## Exercise goal
Counting case-sensitively, how many lines of the material below contain the string "status"? Reply with the number alone.

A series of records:

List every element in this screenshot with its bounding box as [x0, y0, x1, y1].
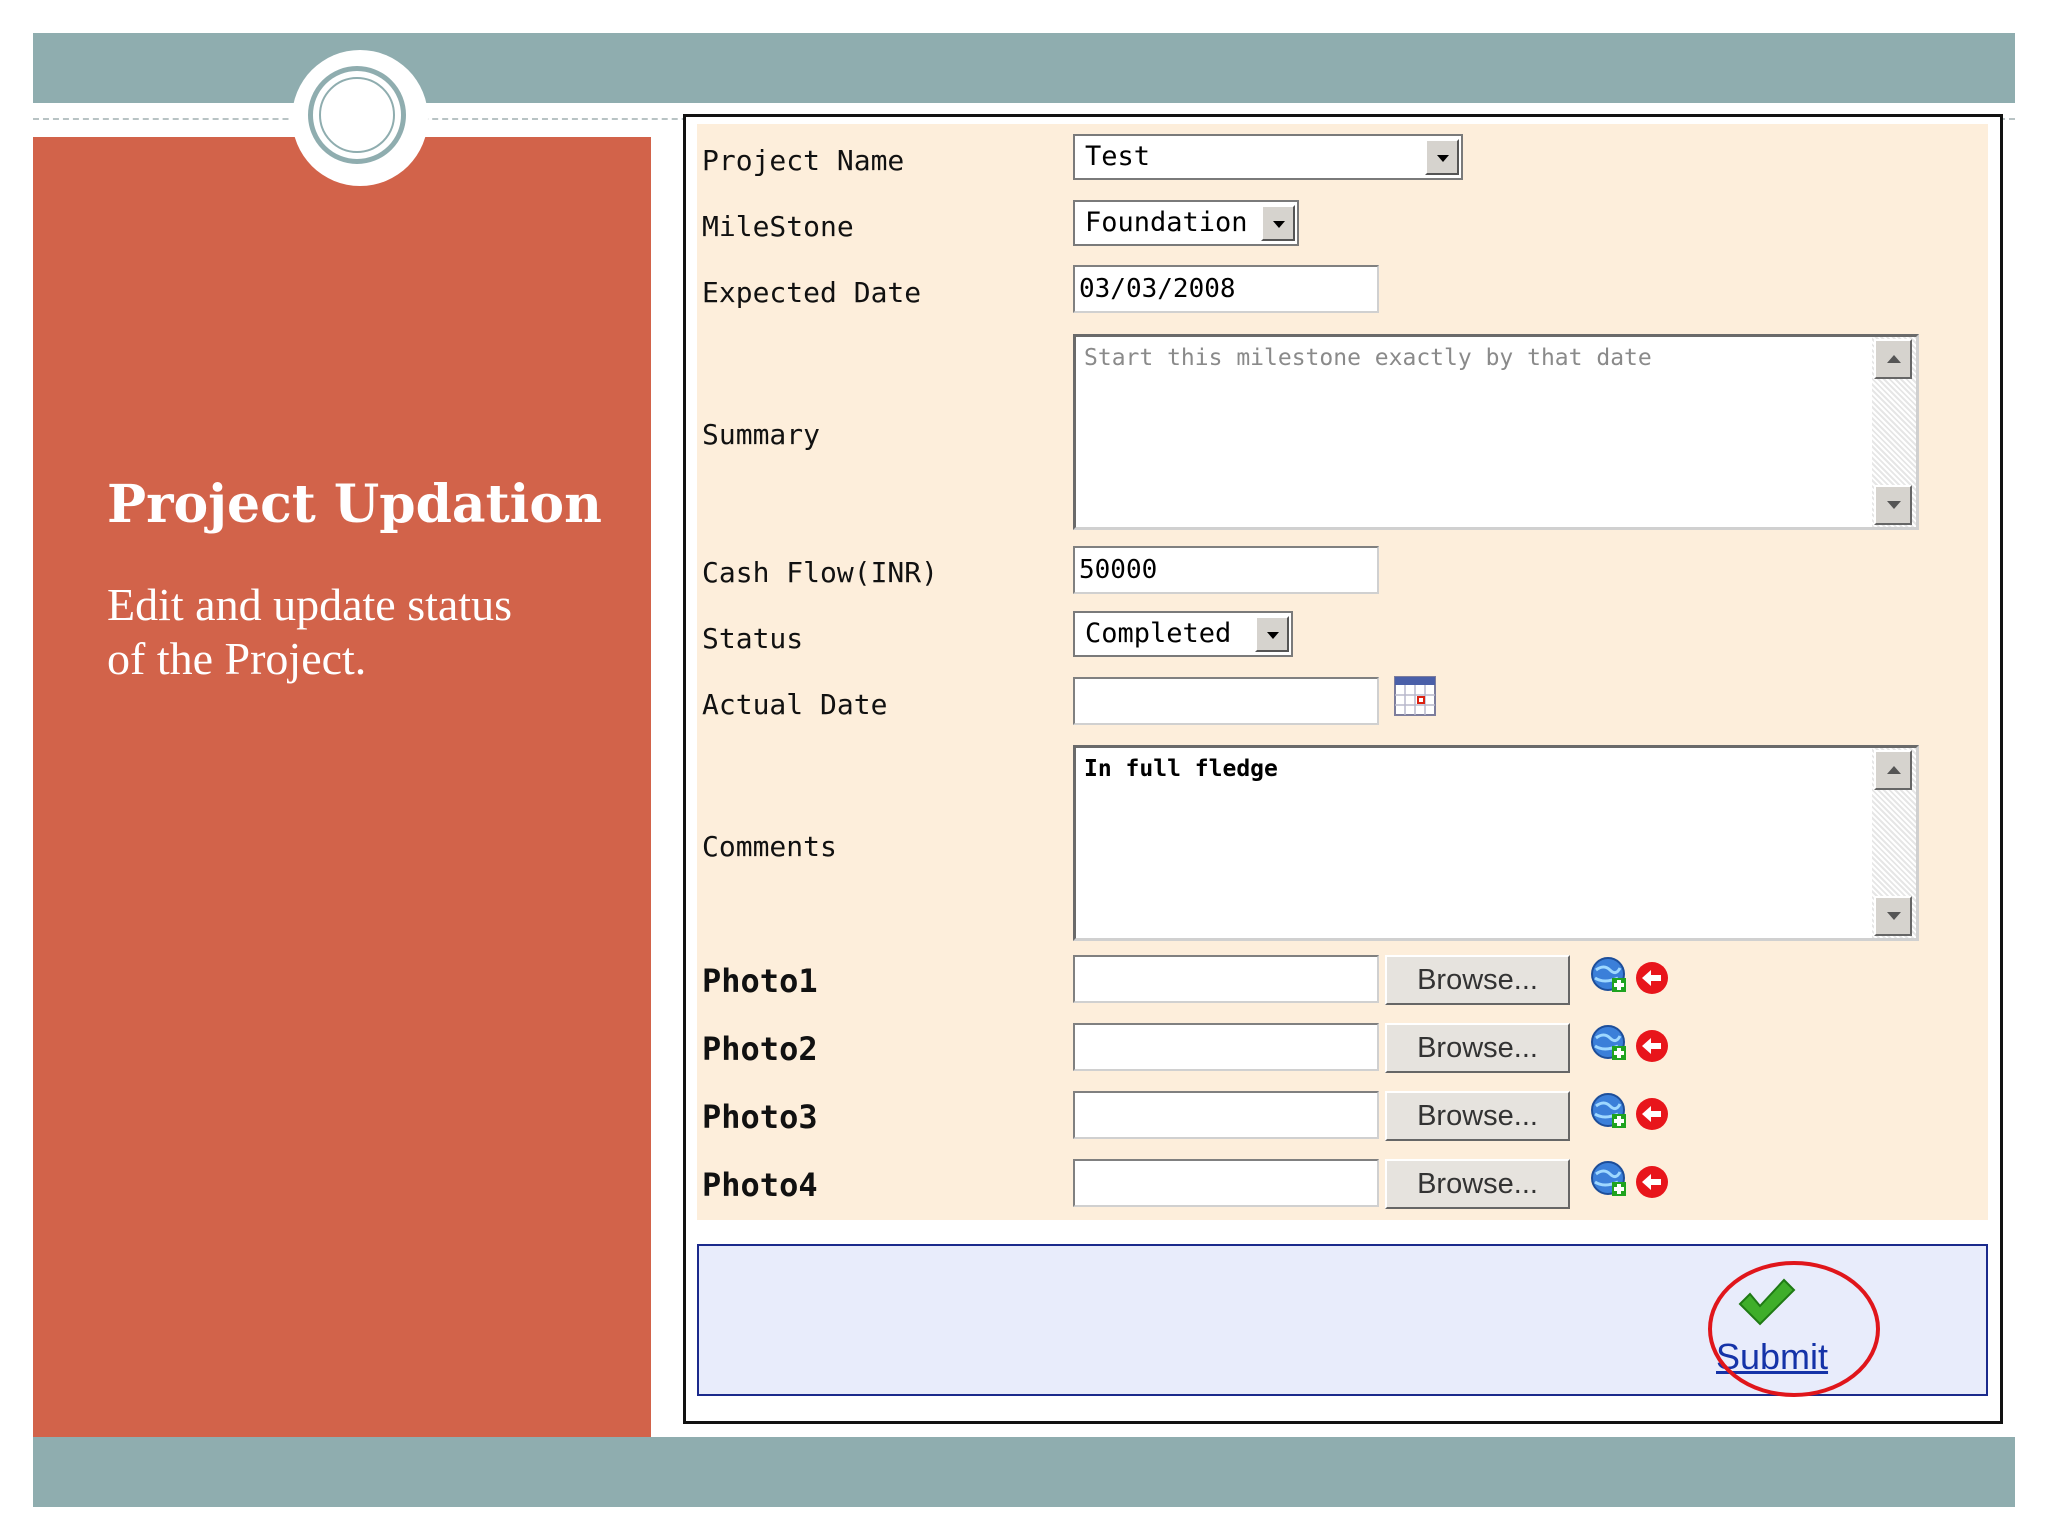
milestone-label: MileStone [702, 210, 854, 243]
summary-label: Summary [702, 418, 821, 451]
status-value: Completed [1085, 618, 1232, 649]
actual-date-input[interactable] [1073, 677, 1379, 725]
milestone-select[interactable]: Foundation [1073, 200, 1299, 246]
milestone-value: Foundation [1085, 207, 1248, 238]
photo2-file-input[interactable] [1073, 1023, 1379, 1071]
globe-add-icon[interactable] [1590, 1160, 1628, 1198]
photo4-browse-button[interactable]: Browse... [1385, 1159, 1570, 1209]
cash-flow-input[interactable]: 50000 [1073, 546, 1379, 594]
slide-subtitle: Edit and update status of the Project. [107, 578, 627, 686]
comments-scrollbar[interactable] [1872, 748, 1916, 938]
status-label: Status [702, 622, 804, 655]
globe-add-icon[interactable] [1590, 1092, 1628, 1130]
actual-date-label: Actual Date [702, 688, 888, 721]
comments-textarea[interactable]: In full fledge [1073, 745, 1919, 941]
remove-arrow-icon[interactable] [1634, 960, 1670, 996]
scroll-up-icon[interactable] [1874, 750, 1912, 790]
project-name-value: Test [1085, 141, 1151, 172]
photo1-label: Photo1 [702, 962, 818, 1000]
photo3-browse-button[interactable]: Browse... [1385, 1091, 1570, 1141]
cash-flow-label: Cash Flow(INR) [702, 556, 939, 589]
calendar-icon[interactable] [1394, 676, 1436, 716]
globe-add-icon[interactable] [1590, 956, 1628, 994]
photo4-file-input[interactable] [1073, 1159, 1379, 1207]
chevron-down-icon[interactable] [1255, 616, 1289, 652]
scroll-down-icon[interactable] [1874, 485, 1912, 525]
slide-subtitle-line1: Edit and update status [107, 579, 512, 630]
comments-label: Comments [702, 830, 837, 863]
status-select[interactable]: Completed [1073, 611, 1293, 657]
summary-text: Start this milestone exactly by that dat… [1084, 345, 1652, 371]
left-panel [33, 137, 651, 1437]
photo3-file-input[interactable] [1073, 1091, 1379, 1139]
expected-date-input[interactable]: 03/03/2008 [1073, 265, 1379, 313]
photo4-label: Photo4 [702, 1166, 818, 1204]
summary-scrollbar[interactable] [1872, 337, 1916, 527]
expected-date-label: Expected Date [702, 276, 922, 309]
decorative-ring-icon [308, 66, 406, 164]
highlight-circle [1708, 1261, 1880, 1397]
remove-arrow-icon[interactable] [1634, 1164, 1670, 1200]
project-name-select[interactable]: Test [1073, 134, 1463, 180]
remove-arrow-icon[interactable] [1634, 1028, 1670, 1064]
photo2-label: Photo2 [702, 1030, 818, 1068]
photo1-browse-button[interactable]: Browse... [1385, 955, 1570, 1005]
remove-arrow-icon[interactable] [1634, 1096, 1670, 1132]
bottom-band [33, 1437, 2015, 1507]
comments-text: In full fledge [1084, 756, 1278, 782]
scroll-up-icon[interactable] [1874, 339, 1912, 379]
slide-title: Project Updation [107, 474, 602, 535]
scroll-down-icon[interactable] [1874, 896, 1912, 936]
globe-add-icon[interactable] [1590, 1024, 1628, 1062]
photo2-browse-button[interactable]: Browse... [1385, 1023, 1570, 1073]
chevron-down-icon[interactable] [1425, 139, 1459, 175]
summary-textarea[interactable]: Start this milestone exactly by that dat… [1073, 334, 1919, 530]
photo3-label: Photo3 [702, 1098, 818, 1136]
slide-subtitle-line2: of the Project. [107, 633, 367, 684]
photo1-file-input[interactable] [1073, 955, 1379, 1003]
chevron-down-icon[interactable] [1261, 205, 1295, 241]
project-name-label: Project Name [702, 144, 905, 177]
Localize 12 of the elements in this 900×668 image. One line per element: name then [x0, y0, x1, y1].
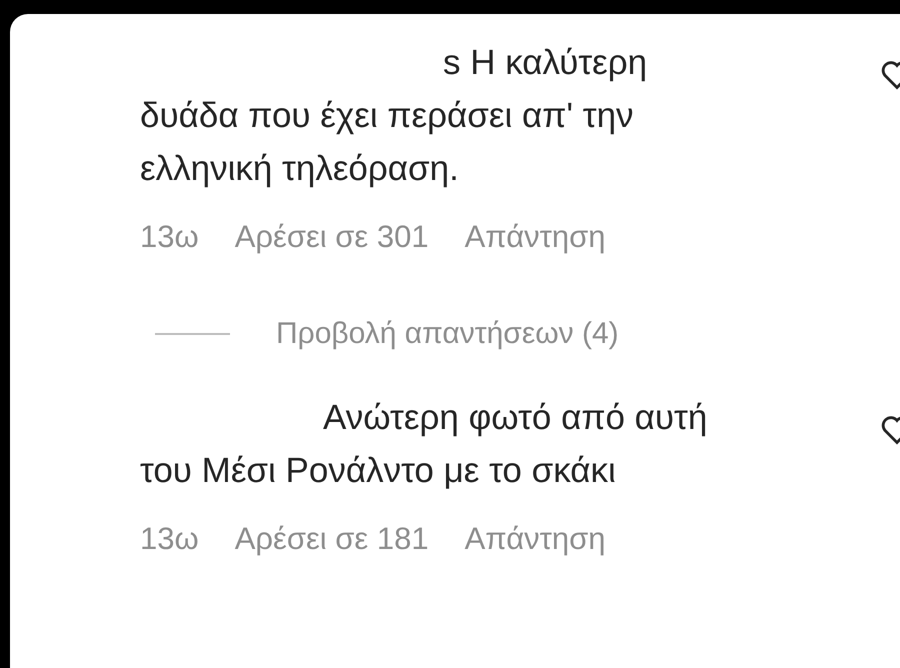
view-replies-link[interactable]: Προβολή απαντήσεων (4): [276, 317, 619, 351]
comment-time: 13ω: [140, 521, 199, 557]
reply-link[interactable]: Απάντηση: [464, 219, 606, 255]
likes-link[interactable]: Αρέσει σε 181: [234, 521, 429, 557]
comment-time: 13ω: [140, 219, 199, 255]
comment-text: Ανώτερη φωτό από αυτή: [322, 397, 708, 439]
comment-text: του Μέσι Ρονάλντο με το σκάκι: [140, 450, 616, 492]
reply-link[interactable]: Απάντηση: [464, 521, 606, 557]
likes-link[interactable]: Αρέσει σε 301: [234, 219, 429, 255]
comment-text: s Η καλύτερη: [442, 42, 648, 84]
comment-text: ελληνική τηλεόραση.: [140, 148, 459, 190]
comment-text: δυάδα που έχει περάσει απ' την: [140, 95, 634, 137]
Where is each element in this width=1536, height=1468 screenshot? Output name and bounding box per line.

## Solution to this problem
5